>> Start
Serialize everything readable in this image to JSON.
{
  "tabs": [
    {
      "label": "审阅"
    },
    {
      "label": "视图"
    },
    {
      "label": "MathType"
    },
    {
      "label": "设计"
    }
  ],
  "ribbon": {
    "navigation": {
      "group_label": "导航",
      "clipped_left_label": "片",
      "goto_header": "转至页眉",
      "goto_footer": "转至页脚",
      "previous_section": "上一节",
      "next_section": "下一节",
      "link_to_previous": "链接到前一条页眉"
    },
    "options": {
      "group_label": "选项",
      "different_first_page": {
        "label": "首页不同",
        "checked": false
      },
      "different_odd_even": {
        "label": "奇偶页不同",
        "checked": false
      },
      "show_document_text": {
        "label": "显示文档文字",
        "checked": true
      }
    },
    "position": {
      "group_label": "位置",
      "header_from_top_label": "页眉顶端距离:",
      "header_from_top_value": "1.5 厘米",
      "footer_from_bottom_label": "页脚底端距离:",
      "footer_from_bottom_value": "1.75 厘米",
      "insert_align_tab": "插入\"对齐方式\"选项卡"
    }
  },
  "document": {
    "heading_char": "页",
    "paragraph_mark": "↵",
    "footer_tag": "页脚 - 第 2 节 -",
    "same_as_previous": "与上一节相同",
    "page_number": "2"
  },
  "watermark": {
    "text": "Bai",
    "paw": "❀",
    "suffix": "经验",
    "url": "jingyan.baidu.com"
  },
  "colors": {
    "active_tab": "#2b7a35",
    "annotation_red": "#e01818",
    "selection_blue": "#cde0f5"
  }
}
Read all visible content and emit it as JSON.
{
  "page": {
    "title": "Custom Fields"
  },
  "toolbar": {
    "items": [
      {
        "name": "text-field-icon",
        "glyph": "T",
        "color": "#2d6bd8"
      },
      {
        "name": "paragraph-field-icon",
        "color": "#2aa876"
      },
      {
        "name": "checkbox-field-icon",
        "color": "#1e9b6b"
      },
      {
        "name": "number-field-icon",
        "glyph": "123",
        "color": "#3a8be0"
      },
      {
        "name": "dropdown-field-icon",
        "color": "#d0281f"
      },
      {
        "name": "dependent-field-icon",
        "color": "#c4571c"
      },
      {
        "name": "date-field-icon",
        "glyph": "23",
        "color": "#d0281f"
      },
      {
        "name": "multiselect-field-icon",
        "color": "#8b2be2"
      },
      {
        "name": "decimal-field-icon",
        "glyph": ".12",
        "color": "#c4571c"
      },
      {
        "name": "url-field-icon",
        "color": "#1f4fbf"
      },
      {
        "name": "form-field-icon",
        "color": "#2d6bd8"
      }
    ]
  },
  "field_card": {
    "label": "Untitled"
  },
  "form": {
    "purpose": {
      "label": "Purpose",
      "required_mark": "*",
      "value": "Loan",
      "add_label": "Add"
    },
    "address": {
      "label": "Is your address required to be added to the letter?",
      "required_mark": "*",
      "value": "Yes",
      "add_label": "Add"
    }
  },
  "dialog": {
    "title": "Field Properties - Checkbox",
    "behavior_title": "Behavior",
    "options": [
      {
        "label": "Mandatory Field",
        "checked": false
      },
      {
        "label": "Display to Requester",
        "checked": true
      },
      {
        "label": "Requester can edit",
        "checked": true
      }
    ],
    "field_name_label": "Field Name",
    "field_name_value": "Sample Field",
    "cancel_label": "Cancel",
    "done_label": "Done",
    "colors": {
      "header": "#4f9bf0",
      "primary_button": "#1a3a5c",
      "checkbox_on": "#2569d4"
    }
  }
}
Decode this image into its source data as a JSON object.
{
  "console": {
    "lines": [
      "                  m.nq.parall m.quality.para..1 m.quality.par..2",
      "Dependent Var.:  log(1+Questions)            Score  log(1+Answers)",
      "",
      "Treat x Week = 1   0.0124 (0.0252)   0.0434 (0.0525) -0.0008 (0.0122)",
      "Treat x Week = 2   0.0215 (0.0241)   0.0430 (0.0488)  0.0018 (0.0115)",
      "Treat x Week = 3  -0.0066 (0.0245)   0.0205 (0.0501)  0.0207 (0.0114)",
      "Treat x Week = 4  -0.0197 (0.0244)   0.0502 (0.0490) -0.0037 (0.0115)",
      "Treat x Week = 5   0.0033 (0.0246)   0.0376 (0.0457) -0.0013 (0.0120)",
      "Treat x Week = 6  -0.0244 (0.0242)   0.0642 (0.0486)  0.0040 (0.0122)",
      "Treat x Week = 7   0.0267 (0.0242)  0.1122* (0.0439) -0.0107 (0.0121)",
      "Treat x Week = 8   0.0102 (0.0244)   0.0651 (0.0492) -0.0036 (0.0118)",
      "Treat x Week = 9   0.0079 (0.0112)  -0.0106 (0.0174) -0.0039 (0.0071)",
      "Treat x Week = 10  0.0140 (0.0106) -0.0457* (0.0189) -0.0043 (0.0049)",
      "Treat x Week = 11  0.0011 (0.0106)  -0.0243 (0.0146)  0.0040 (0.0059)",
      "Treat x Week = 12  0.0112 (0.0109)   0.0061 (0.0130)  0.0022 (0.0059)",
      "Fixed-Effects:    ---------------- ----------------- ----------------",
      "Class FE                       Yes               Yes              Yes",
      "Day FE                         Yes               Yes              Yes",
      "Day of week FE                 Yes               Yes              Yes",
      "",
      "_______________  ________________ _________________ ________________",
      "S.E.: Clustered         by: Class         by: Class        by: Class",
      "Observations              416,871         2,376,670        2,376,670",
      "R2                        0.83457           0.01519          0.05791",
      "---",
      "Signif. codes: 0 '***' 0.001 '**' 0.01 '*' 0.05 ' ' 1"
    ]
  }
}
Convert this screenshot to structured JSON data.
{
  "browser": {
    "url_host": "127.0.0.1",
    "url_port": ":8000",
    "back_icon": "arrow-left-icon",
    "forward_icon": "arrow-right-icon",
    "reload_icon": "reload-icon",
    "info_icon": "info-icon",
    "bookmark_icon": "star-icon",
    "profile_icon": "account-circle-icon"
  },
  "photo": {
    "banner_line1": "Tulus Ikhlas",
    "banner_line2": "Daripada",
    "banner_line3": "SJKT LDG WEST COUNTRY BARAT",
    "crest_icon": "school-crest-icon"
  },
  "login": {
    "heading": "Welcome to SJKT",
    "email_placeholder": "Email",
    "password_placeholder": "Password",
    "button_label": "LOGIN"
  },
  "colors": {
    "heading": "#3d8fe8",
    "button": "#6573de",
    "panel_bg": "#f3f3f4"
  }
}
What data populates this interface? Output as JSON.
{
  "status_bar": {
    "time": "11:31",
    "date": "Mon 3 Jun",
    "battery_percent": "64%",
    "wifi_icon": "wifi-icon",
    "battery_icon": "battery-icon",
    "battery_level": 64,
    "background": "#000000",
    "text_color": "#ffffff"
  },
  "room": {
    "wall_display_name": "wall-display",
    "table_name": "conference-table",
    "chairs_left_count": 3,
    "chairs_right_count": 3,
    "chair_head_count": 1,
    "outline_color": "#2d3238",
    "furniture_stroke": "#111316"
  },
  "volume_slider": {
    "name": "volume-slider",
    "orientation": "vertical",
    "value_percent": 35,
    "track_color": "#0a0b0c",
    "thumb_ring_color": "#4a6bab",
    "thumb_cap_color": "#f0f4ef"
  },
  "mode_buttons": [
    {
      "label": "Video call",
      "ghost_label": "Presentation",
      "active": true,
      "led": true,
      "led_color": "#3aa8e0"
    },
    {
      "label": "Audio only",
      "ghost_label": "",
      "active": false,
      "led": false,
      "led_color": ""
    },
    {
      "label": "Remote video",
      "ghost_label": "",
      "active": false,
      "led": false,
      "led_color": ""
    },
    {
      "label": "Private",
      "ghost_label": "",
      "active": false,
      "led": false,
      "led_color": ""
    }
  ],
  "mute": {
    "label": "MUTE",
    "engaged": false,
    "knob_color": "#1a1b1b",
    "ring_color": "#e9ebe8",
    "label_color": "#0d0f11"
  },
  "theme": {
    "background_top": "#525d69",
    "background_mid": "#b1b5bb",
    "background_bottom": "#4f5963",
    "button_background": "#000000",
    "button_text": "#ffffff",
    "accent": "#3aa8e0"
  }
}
>> End
What is required
Make an exact copy of every line from the one with "What data populates" to the end of the data, with the first and last of those lines included.

Task answer
What data populates this interface? Output as JSON.
{
  "status_bar": {
    "time": "11:31",
    "date": "Mon 3 Jun",
    "battery_percent": "64%",
    "wifi_icon": "wifi-icon",
    "battery_icon": "battery-icon",
    "battery_level": 64,
    "background": "#000000",
    "text_color": "#ffffff"
  },
  "room": {
    "wall_display_name": "wall-display",
    "table_name": "conference-table",
    "chairs_left_count": 3,
    "chairs_right_count": 3,
    "chair_head_count": 1,
    "outline_color": "#2d3238",
    "furniture_stroke": "#111316"
  },
  "volume_slider": {
    "name": "volume-slider",
    "orientation": "vertical",
    "value_percent": 35,
    "track_color": "#0a0b0c",
    "thumb_ring_color": "#4a6bab",
    "thumb_cap_color": "#f0f4ef"
  },
  "mode_buttons": [
    {
      "label": "Video call",
      "ghost_label": "Presentation",
      "active": true,
      "led": true,
      "led_color": "#3aa8e0"
    },
    {
      "label": "Audio only",
      "ghost_label": "",
      "active": false,
      "led": false,
      "led_color": ""
    },
    {
      "label": "Remote video",
      "ghost_label": "",
      "active": false,
      "led": false,
      "led_color": ""
    },
    {
      "label": "Private",
      "ghost_label": "",
      "active": false,
      "led": false,
      "led_color": ""
    }
  ],
  "mute": {
    "label": "MUTE",
    "engaged": false,
    "knob_color": "#1a1b1b",
    "ring_color": "#e9ebe8",
    "label_color": "#0d0f11"
  },
  "theme": {
    "background_top": "#525d69",
    "background_mid": "#b1b5bb",
    "background_bottom": "#4f5963",
    "button_background": "#000000",
    "button_text": "#ffffff",
    "accent": "#3aa8e0"
  }
}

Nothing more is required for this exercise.